--- Begin RECORDS SHOWN ---
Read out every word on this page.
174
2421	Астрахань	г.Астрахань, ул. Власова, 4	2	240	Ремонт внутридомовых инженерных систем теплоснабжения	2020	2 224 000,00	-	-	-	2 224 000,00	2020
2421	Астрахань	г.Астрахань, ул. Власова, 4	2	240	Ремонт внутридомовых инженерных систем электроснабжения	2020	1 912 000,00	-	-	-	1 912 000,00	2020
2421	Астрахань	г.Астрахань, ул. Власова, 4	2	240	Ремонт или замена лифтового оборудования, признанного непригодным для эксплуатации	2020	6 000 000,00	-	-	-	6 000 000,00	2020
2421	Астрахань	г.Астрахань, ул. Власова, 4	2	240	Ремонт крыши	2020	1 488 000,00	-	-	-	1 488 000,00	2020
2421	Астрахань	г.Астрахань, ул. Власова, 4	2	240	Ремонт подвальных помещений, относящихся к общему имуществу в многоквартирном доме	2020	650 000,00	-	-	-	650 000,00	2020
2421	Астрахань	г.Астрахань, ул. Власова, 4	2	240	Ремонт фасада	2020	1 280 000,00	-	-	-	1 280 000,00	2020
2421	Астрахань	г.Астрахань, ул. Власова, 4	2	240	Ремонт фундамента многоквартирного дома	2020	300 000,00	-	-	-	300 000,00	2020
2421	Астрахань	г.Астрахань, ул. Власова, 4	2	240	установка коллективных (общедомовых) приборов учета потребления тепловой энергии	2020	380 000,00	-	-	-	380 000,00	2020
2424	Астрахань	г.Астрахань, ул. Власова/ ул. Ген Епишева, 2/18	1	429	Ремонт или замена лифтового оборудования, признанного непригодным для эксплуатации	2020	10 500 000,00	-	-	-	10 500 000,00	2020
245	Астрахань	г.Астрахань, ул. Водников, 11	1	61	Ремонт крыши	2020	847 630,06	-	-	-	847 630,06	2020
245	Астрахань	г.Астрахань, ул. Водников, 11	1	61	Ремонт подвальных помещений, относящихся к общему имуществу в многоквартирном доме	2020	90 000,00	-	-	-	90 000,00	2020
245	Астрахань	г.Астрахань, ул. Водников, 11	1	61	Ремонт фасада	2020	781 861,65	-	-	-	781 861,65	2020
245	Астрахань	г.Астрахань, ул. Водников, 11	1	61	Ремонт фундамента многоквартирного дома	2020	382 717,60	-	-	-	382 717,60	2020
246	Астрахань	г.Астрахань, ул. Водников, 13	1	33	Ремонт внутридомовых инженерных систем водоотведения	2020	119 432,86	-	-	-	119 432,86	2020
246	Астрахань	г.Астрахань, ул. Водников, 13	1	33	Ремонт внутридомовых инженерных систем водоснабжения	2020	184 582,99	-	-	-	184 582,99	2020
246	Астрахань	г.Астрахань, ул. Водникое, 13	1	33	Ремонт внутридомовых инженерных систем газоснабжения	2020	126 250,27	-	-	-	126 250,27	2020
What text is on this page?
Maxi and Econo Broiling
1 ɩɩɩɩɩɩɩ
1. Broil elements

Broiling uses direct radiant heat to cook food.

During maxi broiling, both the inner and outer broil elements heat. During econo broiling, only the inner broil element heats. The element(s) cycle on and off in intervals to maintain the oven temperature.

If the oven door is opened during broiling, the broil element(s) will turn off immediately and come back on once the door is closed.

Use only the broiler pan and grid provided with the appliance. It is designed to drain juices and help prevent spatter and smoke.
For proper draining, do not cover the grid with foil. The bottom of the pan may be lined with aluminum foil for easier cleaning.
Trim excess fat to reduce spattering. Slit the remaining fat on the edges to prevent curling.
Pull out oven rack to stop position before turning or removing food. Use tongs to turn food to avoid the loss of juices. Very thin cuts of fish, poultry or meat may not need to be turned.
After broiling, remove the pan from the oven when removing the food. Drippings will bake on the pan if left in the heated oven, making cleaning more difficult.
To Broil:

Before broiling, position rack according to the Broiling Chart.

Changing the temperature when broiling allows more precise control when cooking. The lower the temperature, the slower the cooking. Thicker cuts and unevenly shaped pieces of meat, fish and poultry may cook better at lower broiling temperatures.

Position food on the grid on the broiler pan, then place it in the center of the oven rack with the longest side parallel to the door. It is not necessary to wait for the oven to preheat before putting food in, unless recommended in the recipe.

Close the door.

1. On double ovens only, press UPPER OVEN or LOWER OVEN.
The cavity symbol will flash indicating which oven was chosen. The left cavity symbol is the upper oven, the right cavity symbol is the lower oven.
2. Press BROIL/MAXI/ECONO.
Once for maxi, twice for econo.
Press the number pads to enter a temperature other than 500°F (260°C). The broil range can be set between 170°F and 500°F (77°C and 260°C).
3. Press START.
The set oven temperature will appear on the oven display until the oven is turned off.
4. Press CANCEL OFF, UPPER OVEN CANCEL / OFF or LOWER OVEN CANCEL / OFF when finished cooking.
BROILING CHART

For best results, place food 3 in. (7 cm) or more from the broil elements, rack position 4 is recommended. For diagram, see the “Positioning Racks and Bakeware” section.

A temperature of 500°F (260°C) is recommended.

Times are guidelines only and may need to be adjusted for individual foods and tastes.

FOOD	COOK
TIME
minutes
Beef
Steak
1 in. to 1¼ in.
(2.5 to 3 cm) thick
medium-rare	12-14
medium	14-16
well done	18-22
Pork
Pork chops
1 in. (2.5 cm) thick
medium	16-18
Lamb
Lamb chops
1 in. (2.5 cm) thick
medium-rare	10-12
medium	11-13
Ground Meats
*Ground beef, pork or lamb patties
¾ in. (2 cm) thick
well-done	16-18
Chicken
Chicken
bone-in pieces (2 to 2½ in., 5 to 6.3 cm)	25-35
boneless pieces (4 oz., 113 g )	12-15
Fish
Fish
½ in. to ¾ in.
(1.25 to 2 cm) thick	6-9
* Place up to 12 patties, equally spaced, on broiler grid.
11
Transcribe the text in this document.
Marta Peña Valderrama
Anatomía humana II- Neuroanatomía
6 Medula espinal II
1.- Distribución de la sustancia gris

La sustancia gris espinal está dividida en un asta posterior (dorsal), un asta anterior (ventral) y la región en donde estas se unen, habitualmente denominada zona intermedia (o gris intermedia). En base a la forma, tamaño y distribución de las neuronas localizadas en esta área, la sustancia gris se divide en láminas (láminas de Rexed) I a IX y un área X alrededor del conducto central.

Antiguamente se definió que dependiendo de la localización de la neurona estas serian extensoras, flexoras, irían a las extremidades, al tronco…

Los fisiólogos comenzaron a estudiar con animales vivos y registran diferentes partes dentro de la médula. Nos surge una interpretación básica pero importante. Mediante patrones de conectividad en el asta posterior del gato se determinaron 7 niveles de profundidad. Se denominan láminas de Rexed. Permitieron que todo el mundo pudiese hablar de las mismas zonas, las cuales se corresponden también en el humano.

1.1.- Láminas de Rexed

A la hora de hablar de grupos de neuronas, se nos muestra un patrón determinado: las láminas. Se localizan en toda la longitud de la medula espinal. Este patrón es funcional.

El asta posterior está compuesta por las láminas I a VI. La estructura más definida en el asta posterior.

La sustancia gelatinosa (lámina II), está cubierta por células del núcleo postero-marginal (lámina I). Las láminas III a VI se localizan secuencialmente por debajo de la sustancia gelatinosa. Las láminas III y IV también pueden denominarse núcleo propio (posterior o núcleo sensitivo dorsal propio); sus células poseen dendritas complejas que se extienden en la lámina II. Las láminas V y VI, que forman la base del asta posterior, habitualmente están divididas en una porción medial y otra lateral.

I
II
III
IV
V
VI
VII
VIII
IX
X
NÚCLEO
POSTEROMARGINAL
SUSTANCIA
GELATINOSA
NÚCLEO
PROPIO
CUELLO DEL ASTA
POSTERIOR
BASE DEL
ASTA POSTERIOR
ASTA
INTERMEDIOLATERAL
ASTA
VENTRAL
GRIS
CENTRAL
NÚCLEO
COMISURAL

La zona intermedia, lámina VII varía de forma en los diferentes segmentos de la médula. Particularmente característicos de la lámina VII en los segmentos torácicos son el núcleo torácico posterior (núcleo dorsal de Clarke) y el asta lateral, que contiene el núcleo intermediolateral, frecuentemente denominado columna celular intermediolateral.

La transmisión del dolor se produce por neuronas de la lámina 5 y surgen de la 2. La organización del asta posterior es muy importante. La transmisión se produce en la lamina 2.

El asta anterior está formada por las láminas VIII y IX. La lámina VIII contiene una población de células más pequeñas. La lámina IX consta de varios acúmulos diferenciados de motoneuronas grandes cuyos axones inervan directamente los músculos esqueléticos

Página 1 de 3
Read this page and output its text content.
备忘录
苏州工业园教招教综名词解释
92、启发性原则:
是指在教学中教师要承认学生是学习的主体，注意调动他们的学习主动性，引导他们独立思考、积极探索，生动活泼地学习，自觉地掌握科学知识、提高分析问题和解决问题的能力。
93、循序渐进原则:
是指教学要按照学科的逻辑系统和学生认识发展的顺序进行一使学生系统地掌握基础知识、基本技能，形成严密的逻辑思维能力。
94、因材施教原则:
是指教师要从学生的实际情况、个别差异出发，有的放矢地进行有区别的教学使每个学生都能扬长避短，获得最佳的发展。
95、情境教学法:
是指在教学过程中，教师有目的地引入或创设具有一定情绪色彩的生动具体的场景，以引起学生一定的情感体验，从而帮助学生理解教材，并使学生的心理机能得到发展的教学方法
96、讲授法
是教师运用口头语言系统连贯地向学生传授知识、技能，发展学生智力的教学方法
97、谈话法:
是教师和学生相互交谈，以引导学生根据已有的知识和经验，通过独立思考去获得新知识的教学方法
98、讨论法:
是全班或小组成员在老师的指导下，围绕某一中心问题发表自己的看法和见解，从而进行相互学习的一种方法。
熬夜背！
--- End RECORDS SHOWN ---
(STATED PROBLEM):
Check each line above for "localizan" and return the ones that have it.

(RESPONSE TO THE EXERCISE):
A la hora de hablar de grupos de neuronas, se nos muestra un patrón determinado: las láminas. Se localizan en toda la longitud de la medula espinal. Este patrón es funcional.
La sustancia gelatinosa (lámina II), está cubierta por células del núcleo postero-marginal (lámina I). Las láminas III a VI se localizan secuencialmente por debajo de la sustancia gelatinosa. Las láminas III y IV también pueden denominarse núcleo propio (posterior o núcleo sensitivo dorsal propio); sus células poseen dendritas complejas que se extienden en la lámina II. Las láminas V y VI, que forman la base del asta posterior, habitualmente están divididas en una porción medial y otra lateral.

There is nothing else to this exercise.